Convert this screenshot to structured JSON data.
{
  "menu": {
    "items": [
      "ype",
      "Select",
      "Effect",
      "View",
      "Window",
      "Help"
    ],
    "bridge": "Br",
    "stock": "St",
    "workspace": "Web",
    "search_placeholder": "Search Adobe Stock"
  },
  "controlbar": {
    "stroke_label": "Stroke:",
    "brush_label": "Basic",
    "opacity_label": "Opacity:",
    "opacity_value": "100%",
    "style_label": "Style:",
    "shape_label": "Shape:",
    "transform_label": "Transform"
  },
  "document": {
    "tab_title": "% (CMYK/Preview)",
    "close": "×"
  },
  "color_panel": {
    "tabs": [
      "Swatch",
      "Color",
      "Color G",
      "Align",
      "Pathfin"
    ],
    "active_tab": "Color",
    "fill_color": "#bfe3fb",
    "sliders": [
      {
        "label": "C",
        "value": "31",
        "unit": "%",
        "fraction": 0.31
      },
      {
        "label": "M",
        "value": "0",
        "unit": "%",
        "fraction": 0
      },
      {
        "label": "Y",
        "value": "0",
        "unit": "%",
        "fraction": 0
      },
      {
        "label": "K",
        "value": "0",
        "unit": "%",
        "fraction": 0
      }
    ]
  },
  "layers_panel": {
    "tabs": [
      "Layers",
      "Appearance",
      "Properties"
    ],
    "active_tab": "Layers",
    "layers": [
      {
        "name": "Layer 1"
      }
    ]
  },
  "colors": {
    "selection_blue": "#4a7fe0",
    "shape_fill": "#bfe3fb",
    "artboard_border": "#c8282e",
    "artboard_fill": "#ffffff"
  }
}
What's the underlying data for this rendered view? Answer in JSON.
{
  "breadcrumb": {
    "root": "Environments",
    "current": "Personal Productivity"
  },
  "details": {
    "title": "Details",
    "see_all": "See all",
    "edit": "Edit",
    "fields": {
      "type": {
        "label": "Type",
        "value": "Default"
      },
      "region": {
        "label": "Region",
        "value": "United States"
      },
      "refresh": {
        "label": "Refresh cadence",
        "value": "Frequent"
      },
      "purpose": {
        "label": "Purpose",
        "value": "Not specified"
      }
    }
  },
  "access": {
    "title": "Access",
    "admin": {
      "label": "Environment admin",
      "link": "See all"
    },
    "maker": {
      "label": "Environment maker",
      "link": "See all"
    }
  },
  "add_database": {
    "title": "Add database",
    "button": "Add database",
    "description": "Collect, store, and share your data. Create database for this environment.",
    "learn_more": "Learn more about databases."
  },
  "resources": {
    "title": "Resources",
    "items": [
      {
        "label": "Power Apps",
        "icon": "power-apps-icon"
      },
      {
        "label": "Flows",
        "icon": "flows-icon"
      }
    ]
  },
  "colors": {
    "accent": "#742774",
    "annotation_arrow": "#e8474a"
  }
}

-- Task statement --
Retype each record exactly, leaving nothing out.

-- Exercise solution --
Convert this screenshot to structured JSON data.
{
  "menu": {
    "items": [
      "ype",
      "Select",
      "Effect",
      "View",
      "Window",
      "Help"
    ],
    "bridge": "Br",
    "stock": "St",
    "workspace": "Web",
    "search_placeholder": "Search Adobe Stock"
  },
  "controlbar": {
    "stroke_label": "Stroke:",
    "brush_label": "Basic",
    "opacity_label": "Opacity:",
    "opacity_value": "100%",
    "style_label": "Style:",
    "shape_label": "Shape:",
    "transform_label": "Transform"
  },
  "document": {
    "tab_title": "% (CMYK/Preview)",
    "close": "×"
  },
  "color_panel": {
    "tabs": [
      "Swatch",
      "Color",
      "Color G",
      "Align",
      "Pathfin"
    ],
    "active_tab": "Color",
    "fill_color": "#bfe3fb",
    "sliders": [
      {
        "label": "C",
        "value": "31",
        "unit": "%",
        "fraction": 0.31
      },
      {
        "label": "M",
        "value": "0",
        "unit": "%",
        "fraction": 0
      },
      {
        "label": "Y",
        "value": "0",
        "unit": "%",
        "fraction": 0
      },
      {
        "label": "K",
        "value": "0",
        "unit": "%",
        "fraction": 0
      }
    ]
  },
  "layers_panel": {
    "tabs": [
      "Layers",
      "Appearance",
      "Properties"
    ],
    "active_tab": "Layers",
    "layers": [
      {
        "name": "Layer 1"
      }
    ]
  },
  "colors": {
    "selection_blue": "#4a7fe0",
    "shape_fill": "#bfe3fb",
    "artboard_border": "#c8282e",
    "artboard_fill": "#ffffff"
  }
}
What's the underlying data for this rendered view? Answer in JSON.
{
  "breadcrumb": {
    "root": "Environments",
    "current": "Personal Productivity"
  },
  "details": {
    "title": "Details",
    "see_all": "See all",
    "edit": "Edit",
    "fields": {
      "type": {
        "label": "Type",
        "value": "Default"
      },
      "region": {
        "label": "Region",
        "value": "United States"
      },
      "refresh": {
        "label": "Refresh cadence",
        "value": "Frequent"
      },
      "purpose": {
        "label": "Purpose",
        "value": "Not specified"
      }
    }
  },
  "access": {
    "title": "Access",
    "admin": {
      "label": "Environment admin",
      "link": "See all"
    },
    "maker": {
      "label": "Environment maker",
      "link": "See all"
    }
  },
  "add_database": {
    "title": "Add database",
    "button": "Add database",
    "description": "Collect, store, and share your data. Create database for this environment.",
    "learn_more": "Learn more about databases."
  },
  "resources": {
    "title": "Resources",
    "items": [
      {
        "label": "Power Apps",
        "icon": "power-apps-icon"
      },
      {
        "label": "Flows",
        "icon": "flows-icon"
      }
    ]
  },
  "colors": {
    "accent": "#742774",
    "annotation_arrow": "#e8474a"
  }
}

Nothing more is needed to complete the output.